[Begin]
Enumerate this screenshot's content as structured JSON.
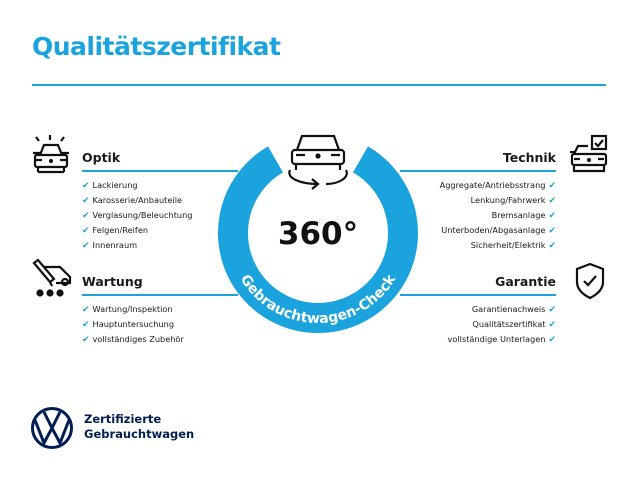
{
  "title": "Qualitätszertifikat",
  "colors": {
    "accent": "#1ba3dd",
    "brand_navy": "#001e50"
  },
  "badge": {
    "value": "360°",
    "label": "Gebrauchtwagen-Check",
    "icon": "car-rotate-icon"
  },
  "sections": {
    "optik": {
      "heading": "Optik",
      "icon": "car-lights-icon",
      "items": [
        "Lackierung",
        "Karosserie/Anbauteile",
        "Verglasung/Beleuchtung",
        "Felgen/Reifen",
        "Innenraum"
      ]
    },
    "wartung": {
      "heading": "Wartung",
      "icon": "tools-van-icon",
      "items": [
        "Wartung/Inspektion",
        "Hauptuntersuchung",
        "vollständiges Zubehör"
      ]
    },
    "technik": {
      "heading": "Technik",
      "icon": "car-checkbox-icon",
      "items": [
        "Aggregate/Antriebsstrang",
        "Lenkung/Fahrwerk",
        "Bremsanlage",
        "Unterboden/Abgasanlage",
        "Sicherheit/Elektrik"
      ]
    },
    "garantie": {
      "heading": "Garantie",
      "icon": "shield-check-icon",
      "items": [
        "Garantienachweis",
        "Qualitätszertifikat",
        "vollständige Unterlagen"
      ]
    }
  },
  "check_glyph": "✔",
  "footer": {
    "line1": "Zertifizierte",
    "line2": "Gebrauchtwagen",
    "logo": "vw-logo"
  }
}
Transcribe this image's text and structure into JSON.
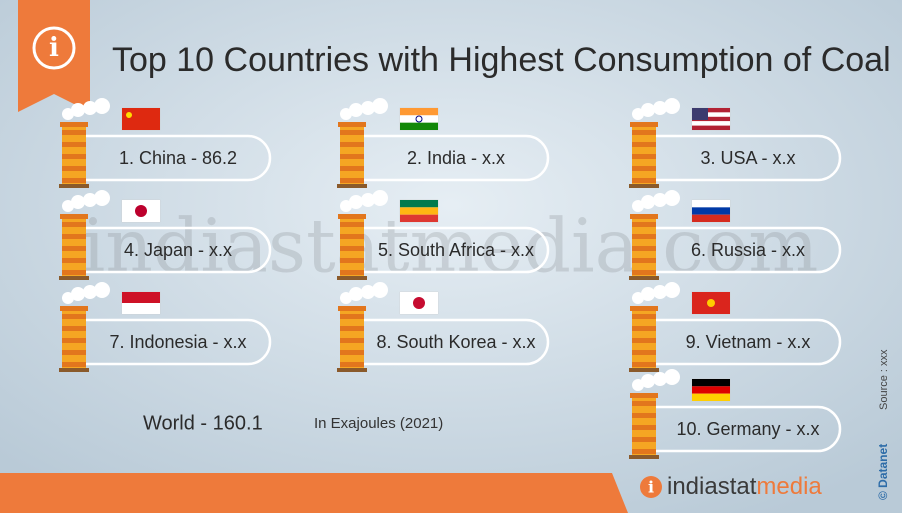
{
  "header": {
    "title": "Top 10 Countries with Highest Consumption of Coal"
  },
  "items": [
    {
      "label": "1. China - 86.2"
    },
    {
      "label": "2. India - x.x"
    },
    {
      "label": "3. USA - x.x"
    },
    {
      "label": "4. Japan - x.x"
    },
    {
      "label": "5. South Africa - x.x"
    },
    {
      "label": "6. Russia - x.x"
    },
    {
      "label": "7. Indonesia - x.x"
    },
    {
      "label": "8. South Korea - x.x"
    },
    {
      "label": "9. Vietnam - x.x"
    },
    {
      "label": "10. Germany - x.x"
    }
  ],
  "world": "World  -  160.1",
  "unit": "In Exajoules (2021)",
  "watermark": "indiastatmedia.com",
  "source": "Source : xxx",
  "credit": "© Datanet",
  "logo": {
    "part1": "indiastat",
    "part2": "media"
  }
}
[End]
**What the task requires:** Quote the listing above in full, except for the pictures.

**Exercise output:**
Enumerate this screenshot's content as structured JSON.
{
  "title": "Qualitätszertifikat",
  "colors": {
    "accent": "#1ba3dd",
    "brand_navy": "#001e50"
  },
  "badge": {
    "value": "360°",
    "label": "Gebrauchtwagen-Check",
    "icon": "car-rotate-icon"
  },
  "sections": {
    "optik": {
      "heading": "Optik",
      "icon": "car-lights-icon",
      "items": [
        "Lackierung",
        "Karosserie/Anbauteile",
        "Verglasung/Beleuchtung",
        "Felgen/Reifen",
        "Innenraum"
      ]
    },
    "wartung": {
      "heading": "Wartung",
      "icon": "tools-van-icon",
      "items": [
        "Wartung/Inspektion",
        "Hauptuntersuchung",
        "vollständiges Zubehör"
      ]
    },
    "technik": {
      "heading": "Technik",
      "icon": "car-checkbox-icon",
      "items": [
        "Aggregate/Antriebsstrang",
        "Lenkung/Fahrwerk",
        "Bremsanlage",
        "Unterboden/Abgasanlage",
        "Sicherheit/Elektrik"
      ]
    },
    "garantie": {
      "heading": "Garantie",
      "icon": "shield-check-icon",
      "items": [
        "Garantienachweis",
        "Qualitätszertifikat",
        "vollständige Unterlagen"
      ]
    }
  },
  "check_glyph": "✔",
  "footer": {
    "line1": "Zertifizierte",
    "line2": "Gebrauchtwagen",
    "logo": "vw-logo"
  }
}
Transcribe this image's text and structure into JSON.
{
  "header": {
    "title": "Top 10 Countries with Highest Consumption of Coal"
  },
  "items": [
    {
      "label": "1. China - 86.2"
    },
    {
      "label": "2. India - x.x"
    },
    {
      "label": "3. USA - x.x"
    },
    {
      "label": "4. Japan - x.x"
    },
    {
      "label": "5. South Africa - x.x"
    },
    {
      "label": "6. Russia - x.x"
    },
    {
      "label": "7. Indonesia - x.x"
    },
    {
      "label": "8. South Korea - x.x"
    },
    {
      "label": "9. Vietnam - x.x"
    },
    {
      "label": "10. Germany - x.x"
    }
  ],
  "world": "World  -  160.1",
  "unit": "In Exajoules (2021)",
  "watermark": "indiastatmedia.com",
  "source": "Source : xxx",
  "credit": "© Datanet",
  "logo": {
    "part1": "indiastat",
    "part2": "media"
  }
}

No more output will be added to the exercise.